* _Article_:

────────

Le système éducatif sud-africain, caractérisé par ses infrastructures délabrées, ses salles de classe bondées et son taux de réussite scolaire relativement faible, perpétue les inégalités et, par conséquent, manque à ses obligations envers de nombreux enfants, ceux des populations pauvres étant les plus touchés, d’après le nouveau rapport publié par Amnesty International le 11 février 2020.

Le rapport intitulé Broken and Unequal: The State of Education in South Africa (en anglais) appelle le gouvernement d’Afrique du Sud à prendre des mesures de toute urgence pour remédier aux insuffisances généralisées du système, afin de garantir le droit à une éducation de qualité pour tous les enfants en Afrique du Sud.

Le rapport met particulièrement en lumière la mauvaise qualité des infrastructures dans les écoles publiques du pays, notamment en ce qui concerne les installations sanitaires, deux enfants ayant trouvé la mort dans des latrines à fosse ces dernières années.

────────

* _Série d'exercices_:
1. Recopiez fidèlement le passage de l'article allant de « Le rapport met » à « ces dernières années. ».
2. Selon l'article, à quelle date Amnesty International a-t-elle publié son rapport sur l'éducation en Afrique du Sud ?
Les données n'ont ici aucun rôle à jouer.

* _Extraits des données_:
────────

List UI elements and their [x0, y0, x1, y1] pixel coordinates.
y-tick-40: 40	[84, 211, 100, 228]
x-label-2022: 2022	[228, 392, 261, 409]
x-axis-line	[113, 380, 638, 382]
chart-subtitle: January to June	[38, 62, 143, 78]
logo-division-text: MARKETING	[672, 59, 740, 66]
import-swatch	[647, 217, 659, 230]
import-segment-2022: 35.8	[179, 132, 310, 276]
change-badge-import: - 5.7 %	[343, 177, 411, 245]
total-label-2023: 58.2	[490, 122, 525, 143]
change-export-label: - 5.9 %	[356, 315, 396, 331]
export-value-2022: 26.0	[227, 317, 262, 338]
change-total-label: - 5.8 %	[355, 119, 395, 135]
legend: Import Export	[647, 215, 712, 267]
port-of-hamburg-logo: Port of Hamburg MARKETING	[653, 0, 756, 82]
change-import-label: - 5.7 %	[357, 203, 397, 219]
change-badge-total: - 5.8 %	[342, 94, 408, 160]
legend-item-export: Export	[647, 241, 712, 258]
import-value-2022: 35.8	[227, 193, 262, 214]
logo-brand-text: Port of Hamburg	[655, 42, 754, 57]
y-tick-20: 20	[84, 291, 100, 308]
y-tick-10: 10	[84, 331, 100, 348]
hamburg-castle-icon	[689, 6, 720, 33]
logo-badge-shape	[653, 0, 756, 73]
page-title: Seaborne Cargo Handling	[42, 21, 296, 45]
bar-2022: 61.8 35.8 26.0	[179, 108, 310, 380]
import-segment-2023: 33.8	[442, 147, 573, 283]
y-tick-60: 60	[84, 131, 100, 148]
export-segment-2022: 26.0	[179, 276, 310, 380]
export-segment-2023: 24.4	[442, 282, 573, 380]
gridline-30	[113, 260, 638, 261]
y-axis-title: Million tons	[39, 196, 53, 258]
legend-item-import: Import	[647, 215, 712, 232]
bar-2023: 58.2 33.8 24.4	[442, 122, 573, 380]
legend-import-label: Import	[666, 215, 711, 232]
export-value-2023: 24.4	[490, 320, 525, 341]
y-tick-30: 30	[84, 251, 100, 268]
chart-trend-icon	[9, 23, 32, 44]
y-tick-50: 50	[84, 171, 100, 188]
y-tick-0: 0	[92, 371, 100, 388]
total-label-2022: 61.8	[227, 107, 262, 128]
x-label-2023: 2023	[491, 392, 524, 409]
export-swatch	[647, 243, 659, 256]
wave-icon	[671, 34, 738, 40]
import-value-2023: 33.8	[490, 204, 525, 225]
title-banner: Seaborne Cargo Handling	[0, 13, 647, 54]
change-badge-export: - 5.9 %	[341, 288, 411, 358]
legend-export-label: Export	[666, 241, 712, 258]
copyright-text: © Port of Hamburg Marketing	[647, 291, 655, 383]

────────

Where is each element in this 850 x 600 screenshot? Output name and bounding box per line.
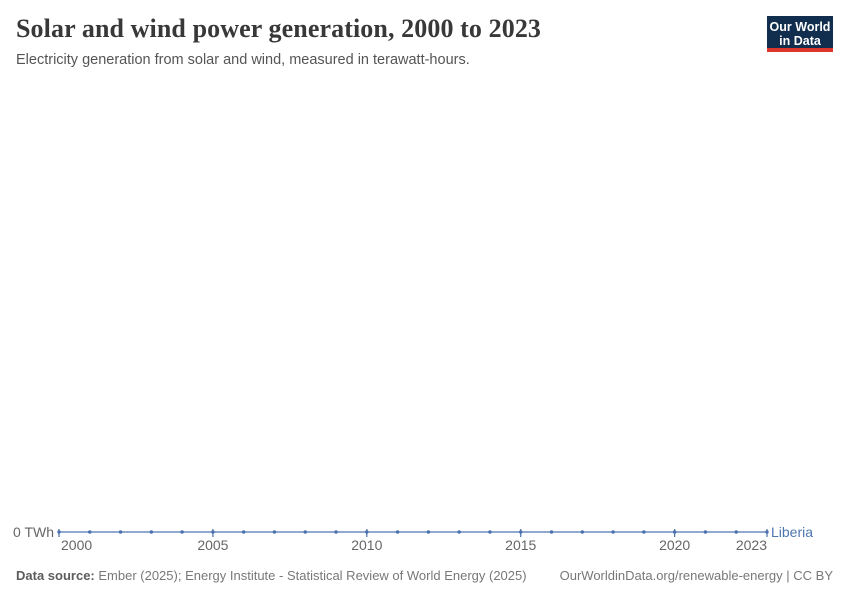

────────

* _Résultats par consigne_:
1.
Le rapport met particulièrement en lumière la mauvaise qualité des infrastructures dans les écoles publiques du pays, notamment en ce qui concerne les installations sanitaires, deux enfants ayant trouvé la mort dans des latrines à fosse ces dernières années.

2. Le 11 février 2020.